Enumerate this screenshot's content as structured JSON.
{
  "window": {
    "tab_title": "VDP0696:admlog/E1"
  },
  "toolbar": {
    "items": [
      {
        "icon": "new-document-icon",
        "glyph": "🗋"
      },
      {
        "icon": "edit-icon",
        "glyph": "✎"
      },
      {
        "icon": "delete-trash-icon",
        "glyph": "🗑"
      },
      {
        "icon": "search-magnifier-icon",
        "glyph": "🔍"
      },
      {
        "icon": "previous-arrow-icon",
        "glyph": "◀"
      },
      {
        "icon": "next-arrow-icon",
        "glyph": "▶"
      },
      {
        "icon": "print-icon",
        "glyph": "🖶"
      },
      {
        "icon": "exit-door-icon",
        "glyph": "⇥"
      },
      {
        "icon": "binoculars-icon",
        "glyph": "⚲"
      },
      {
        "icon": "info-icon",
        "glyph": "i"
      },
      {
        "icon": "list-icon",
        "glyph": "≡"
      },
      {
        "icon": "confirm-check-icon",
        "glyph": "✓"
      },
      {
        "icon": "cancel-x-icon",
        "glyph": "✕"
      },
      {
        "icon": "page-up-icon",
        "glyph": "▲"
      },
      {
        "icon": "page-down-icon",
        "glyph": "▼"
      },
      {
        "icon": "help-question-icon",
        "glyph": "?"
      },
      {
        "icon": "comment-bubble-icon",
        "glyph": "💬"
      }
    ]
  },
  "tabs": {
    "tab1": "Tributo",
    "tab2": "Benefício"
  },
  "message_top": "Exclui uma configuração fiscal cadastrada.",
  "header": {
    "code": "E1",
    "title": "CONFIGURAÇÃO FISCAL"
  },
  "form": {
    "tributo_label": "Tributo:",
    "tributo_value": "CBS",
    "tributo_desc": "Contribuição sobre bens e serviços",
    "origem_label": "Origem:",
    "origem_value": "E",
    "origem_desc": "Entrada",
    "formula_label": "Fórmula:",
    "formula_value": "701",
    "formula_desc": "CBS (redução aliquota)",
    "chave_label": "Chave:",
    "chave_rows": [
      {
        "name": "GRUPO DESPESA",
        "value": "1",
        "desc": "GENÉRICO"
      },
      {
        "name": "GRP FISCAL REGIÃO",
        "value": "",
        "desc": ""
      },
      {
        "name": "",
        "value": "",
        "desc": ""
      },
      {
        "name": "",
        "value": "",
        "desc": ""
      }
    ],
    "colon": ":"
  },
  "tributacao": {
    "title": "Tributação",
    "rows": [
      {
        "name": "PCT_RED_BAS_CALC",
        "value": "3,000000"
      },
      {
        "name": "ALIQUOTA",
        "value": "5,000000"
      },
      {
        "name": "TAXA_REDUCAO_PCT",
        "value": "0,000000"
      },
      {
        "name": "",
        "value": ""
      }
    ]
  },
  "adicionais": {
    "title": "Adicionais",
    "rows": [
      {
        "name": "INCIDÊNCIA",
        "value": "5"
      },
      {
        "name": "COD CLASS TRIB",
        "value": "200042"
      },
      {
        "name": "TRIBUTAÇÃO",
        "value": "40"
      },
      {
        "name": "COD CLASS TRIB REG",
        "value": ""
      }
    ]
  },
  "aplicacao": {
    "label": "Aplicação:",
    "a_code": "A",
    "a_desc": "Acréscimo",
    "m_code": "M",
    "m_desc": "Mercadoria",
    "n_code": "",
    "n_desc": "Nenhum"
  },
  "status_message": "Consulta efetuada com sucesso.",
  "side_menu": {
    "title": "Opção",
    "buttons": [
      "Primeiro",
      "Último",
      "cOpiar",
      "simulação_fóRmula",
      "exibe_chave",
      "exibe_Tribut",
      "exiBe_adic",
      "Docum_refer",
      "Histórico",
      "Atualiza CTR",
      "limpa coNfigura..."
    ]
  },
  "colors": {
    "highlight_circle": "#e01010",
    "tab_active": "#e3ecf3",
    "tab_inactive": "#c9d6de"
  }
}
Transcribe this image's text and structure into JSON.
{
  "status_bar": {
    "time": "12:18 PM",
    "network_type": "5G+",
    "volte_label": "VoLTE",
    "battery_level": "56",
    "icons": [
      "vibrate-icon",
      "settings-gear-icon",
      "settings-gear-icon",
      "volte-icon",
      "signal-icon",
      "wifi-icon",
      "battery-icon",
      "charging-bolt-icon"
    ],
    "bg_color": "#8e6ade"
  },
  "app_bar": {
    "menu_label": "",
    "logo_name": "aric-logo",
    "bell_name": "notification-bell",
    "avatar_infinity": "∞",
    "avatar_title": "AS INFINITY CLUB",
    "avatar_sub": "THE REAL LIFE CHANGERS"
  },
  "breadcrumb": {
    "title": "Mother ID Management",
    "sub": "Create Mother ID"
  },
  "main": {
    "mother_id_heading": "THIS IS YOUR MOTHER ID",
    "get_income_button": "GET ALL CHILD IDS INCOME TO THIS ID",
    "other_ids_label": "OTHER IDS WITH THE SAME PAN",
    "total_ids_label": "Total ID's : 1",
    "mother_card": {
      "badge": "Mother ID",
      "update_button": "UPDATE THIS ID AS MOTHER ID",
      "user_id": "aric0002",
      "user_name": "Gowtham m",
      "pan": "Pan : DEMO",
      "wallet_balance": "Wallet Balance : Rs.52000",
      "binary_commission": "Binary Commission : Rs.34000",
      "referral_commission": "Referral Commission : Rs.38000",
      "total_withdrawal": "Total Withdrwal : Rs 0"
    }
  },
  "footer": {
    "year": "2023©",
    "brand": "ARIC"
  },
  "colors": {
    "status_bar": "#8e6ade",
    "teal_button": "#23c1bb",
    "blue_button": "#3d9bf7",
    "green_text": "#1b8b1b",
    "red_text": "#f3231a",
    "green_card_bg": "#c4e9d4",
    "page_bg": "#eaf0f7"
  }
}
********
*What to do*:
Please set down all the data word for word.

*Solution for this task*:
Enumerate this screenshot's content as structured JSON.
{
  "window": {
    "tab_title": "VDP0696:admlog/E1"
  },
  "toolbar": {
    "items": [
      {
        "icon": "new-document-icon",
        "glyph": "🗋"
      },
      {
        "icon": "edit-icon",
        "glyph": "✎"
      },
      {
        "icon": "delete-trash-icon",
        "glyph": "🗑"
      },
      {
        "icon": "search-magnifier-icon",
        "glyph": "🔍"
      },
      {
        "icon": "previous-arrow-icon",
        "glyph": "◀"
      },
      {
        "icon": "next-arrow-icon",
        "glyph": "▶"
      },
      {
        "icon": "print-icon",
        "glyph": "🖶"
      },
      {
        "icon": "exit-door-icon",
        "glyph": "⇥"
      },
      {
        "icon": "binoculars-icon",
        "glyph": "⚲"
      },
      {
        "icon": "info-icon",
        "glyph": "i"
      },
      {
        "icon": "list-icon",
        "glyph": "≡"
      },
      {
        "icon": "confirm-check-icon",
        "glyph": "✓"
      },
      {
        "icon": "cancel-x-icon",
        "glyph": "✕"
      },
      {
        "icon": "page-up-icon",
        "glyph": "▲"
      },
      {
        "icon": "page-down-icon",
        "glyph": "▼"
      },
      {
        "icon": "help-question-icon",
        "glyph": "?"
      },
      {
        "icon": "comment-bubble-icon",
        "glyph": "💬"
      }
    ]
  },
  "tabs": {
    "tab1": "Tributo",
    "tab2": "Benefício"
  },
  "message_top": "Exclui uma configuração fiscal cadastrada.",
  "header": {
    "code": "E1",
    "title": "CONFIGURAÇÃO FISCAL"
  },
  "form": {
    "tributo_label": "Tributo:",
    "tributo_value": "CBS",
    "tributo_desc": "Contribuição sobre bens e serviços",
    "origem_label": "Origem:",
    "origem_value": "E",
    "origem_desc": "Entrada",
    "formula_label": "Fórmula:",
    "formula_value": "701",
    "formula_desc": "CBS (redução aliquota)",
    "chave_label": "Chave:",
    "chave_rows": [
      {
        "name": "GRUPO DESPESA",
        "value": "1",
        "desc": "GENÉRICO"
      },
      {
        "name": "GRP FISCAL REGIÃO",
        "value": "",
        "desc": ""
      },
      {
        "name": "",
        "value": "",
        "desc": ""
      },
      {
        "name": "",
        "value": "",
        "desc": ""
      }
    ],
    "colon": ":"
  },
  "tributacao": {
    "title": "Tributação",
    "rows": [
      {
        "name": "PCT_RED_BAS_CALC",
        "value": "3,000000"
      },
      {
        "name": "ALIQUOTA",
        "value": "5,000000"
      },
      {
        "name": "TAXA_REDUCAO_PCT",
        "value": "0,000000"
      },
      {
        "name": "",
        "value": ""
      }
    ]
  },
  "adicionais": {
    "title": "Adicionais",
    "rows": [
      {
        "name": "INCIDÊNCIA",
        "value": "5"
      },
      {
        "name": "COD CLASS TRIB",
        "value": "200042"
      },
      {
        "name": "TRIBUTAÇÃO",
        "value": "40"
      },
      {
        "name": "COD CLASS TRIB REG",
        "value": ""
      }
    ]
  },
  "aplicacao": {
    "label": "Aplicação:",
    "a_code": "A",
    "a_desc": "Acréscimo",
    "m_code": "M",
    "m_desc": "Mercadoria",
    "n_code": "",
    "n_desc": "Nenhum"
  },
  "status_message": "Consulta efetuada com sucesso.",
  "side_menu": {
    "title": "Opção",
    "buttons": [
      "Primeiro",
      "Último",
      "cOpiar",
      "simulação_fóRmula",
      "exibe_chave",
      "exibe_Tribut",
      "exiBe_adic",
      "Docum_refer",
      "Histórico",
      "Atualiza CTR",
      "limpa coNfigura..."
    ]
  },
  "colors": {
    "highlight_circle": "#e01010",
    "tab_active": "#e3ecf3",
    "tab_inactive": "#c9d6de"
  }
}
Transcribe this image's text and structure into JSON.
{
  "status_bar": {
    "time": "12:18 PM",
    "network_type": "5G+",
    "volte_label": "VoLTE",
    "battery_level": "56",
    "icons": [
      "vibrate-icon",
      "settings-gear-icon",
      "settings-gear-icon",
      "volte-icon",
      "signal-icon",
      "wifi-icon",
      "battery-icon",
      "charging-bolt-icon"
    ],
    "bg_color": "#8e6ade"
  },
  "app_bar": {
    "menu_label": "",
    "logo_name": "aric-logo",
    "bell_name": "notification-bell",
    "avatar_infinity": "∞",
    "avatar_title": "AS INFINITY CLUB",
    "avatar_sub": "THE REAL LIFE CHANGERS"
  },
  "breadcrumb": {
    "title": "Mother ID Management",
    "sub": "Create Mother ID"
  },
  "main": {
    "mother_id_heading": "THIS IS YOUR MOTHER ID",
    "get_income_button": "GET ALL CHILD IDS INCOME TO THIS ID",
    "other_ids_label": "OTHER IDS WITH THE SAME PAN",
    "total_ids_label": "Total ID's : 1",
    "mother_card": {
      "badge": "Mother ID",
      "update_button": "UPDATE THIS ID AS MOTHER ID",
      "user_id": "aric0002",
      "user_name": "Gowtham m",
      "pan": "Pan : DEMO",
      "wallet_balance": "Wallet Balance : Rs.52000",
      "binary_commission": "Binary Commission : Rs.34000",
      "referral_commission": "Referral Commission : Rs.38000",
      "total_withdrawal": "Total Withdrwal : Rs 0"
    }
  },
  "footer": {
    "year": "2023©",
    "brand": "ARIC"
  },
  "colors": {
    "status_bar": "#8e6ade",
    "teal_button": "#23c1bb",
    "blue_button": "#3d9bf7",
    "green_text": "#1b8b1b",
    "red_text": "#f3231a",
    "green_card_bg": "#c4e9d4",
    "page_bg": "#eaf0f7"
  }
}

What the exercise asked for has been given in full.